══ PROVIDED INFORMATION

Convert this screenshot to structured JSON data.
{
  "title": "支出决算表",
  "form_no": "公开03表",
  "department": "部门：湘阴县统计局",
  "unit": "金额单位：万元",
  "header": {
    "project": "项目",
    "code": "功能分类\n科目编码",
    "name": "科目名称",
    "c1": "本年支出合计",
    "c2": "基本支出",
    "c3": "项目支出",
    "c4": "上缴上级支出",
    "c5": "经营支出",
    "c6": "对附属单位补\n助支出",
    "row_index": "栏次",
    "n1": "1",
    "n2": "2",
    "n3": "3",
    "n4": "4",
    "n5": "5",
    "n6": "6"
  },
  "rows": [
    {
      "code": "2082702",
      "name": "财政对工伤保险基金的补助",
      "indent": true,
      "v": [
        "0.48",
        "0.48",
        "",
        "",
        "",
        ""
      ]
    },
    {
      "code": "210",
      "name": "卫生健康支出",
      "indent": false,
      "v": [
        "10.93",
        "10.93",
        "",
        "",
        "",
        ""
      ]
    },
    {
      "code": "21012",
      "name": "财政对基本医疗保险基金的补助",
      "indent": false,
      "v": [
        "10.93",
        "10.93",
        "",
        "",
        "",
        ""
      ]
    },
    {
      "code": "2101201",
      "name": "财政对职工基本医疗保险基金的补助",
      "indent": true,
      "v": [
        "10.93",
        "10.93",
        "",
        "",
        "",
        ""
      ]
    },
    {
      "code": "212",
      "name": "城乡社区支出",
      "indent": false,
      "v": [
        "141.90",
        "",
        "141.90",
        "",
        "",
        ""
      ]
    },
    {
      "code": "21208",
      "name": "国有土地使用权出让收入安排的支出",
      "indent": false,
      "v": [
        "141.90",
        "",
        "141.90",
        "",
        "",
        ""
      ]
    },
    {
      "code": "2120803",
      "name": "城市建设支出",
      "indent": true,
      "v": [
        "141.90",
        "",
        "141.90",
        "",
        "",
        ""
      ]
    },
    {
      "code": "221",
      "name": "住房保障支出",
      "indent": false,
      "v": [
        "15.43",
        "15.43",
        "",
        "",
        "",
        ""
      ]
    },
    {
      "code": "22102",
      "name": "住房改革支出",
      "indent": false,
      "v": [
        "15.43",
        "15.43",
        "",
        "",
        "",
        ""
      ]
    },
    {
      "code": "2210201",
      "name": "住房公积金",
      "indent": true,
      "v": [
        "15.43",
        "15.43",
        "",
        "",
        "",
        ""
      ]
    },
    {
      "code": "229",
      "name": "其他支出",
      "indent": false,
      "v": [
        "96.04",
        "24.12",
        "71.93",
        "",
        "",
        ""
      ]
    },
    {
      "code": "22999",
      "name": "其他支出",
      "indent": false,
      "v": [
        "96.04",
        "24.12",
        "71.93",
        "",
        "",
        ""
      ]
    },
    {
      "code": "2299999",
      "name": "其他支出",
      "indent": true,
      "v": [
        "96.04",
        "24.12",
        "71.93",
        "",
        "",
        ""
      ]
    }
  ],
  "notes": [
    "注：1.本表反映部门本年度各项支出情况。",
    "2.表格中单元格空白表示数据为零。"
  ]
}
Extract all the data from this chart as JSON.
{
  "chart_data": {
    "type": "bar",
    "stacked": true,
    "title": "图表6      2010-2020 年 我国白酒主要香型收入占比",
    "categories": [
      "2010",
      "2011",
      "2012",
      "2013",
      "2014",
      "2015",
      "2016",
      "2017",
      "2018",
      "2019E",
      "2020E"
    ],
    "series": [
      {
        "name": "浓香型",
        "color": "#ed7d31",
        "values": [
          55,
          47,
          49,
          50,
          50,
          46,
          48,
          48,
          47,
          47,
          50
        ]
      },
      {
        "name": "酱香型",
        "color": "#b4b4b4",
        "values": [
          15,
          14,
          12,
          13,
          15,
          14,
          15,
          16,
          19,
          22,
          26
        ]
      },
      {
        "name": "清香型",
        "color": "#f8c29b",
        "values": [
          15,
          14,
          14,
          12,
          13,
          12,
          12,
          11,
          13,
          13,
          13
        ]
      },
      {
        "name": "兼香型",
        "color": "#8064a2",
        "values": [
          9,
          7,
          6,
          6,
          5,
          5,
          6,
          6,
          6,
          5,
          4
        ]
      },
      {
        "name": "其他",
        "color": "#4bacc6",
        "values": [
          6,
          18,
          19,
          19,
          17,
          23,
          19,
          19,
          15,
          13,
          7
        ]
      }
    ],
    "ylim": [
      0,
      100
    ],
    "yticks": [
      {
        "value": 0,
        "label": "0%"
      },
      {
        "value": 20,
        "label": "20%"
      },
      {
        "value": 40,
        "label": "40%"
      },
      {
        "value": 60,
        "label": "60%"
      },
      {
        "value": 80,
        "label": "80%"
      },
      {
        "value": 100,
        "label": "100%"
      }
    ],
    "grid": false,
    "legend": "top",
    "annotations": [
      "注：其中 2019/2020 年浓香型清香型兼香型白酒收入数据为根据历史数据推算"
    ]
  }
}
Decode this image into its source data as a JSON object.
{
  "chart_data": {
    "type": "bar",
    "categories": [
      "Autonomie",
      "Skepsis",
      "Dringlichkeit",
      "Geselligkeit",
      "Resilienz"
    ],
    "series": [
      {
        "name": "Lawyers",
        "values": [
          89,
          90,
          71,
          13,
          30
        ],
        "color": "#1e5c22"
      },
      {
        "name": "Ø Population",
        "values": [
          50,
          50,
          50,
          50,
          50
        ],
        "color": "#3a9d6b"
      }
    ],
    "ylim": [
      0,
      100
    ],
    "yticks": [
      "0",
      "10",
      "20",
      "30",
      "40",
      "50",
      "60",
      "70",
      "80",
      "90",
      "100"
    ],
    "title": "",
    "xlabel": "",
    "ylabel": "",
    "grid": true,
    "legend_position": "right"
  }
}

════
══ PROVIDED INFORMATION

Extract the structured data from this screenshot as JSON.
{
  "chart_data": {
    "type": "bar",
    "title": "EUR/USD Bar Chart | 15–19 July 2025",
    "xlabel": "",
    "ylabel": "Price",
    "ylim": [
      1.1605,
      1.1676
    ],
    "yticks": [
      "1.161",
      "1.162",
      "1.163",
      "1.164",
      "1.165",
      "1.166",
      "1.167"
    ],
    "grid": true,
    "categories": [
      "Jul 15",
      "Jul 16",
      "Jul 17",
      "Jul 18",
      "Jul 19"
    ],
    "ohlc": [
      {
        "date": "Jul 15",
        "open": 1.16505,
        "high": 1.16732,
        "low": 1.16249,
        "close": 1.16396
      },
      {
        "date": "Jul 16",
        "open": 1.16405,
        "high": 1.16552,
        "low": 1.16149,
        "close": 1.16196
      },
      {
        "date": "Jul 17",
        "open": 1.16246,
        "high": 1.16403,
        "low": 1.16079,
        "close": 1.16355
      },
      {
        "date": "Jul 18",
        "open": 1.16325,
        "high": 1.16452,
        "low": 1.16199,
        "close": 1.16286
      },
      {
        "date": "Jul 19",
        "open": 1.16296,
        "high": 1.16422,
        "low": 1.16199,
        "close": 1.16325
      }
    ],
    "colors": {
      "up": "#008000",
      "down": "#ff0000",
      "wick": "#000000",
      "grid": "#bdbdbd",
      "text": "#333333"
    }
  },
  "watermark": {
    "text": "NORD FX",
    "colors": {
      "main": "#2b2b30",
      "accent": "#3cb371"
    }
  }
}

════

WHAT IS NEEDED:
Identify and copy all lines with the word "from".

RESULT OF THIS TASK:
Extract all the data from this chart as JSON.
Extract the structured data from this screenshot as JSON.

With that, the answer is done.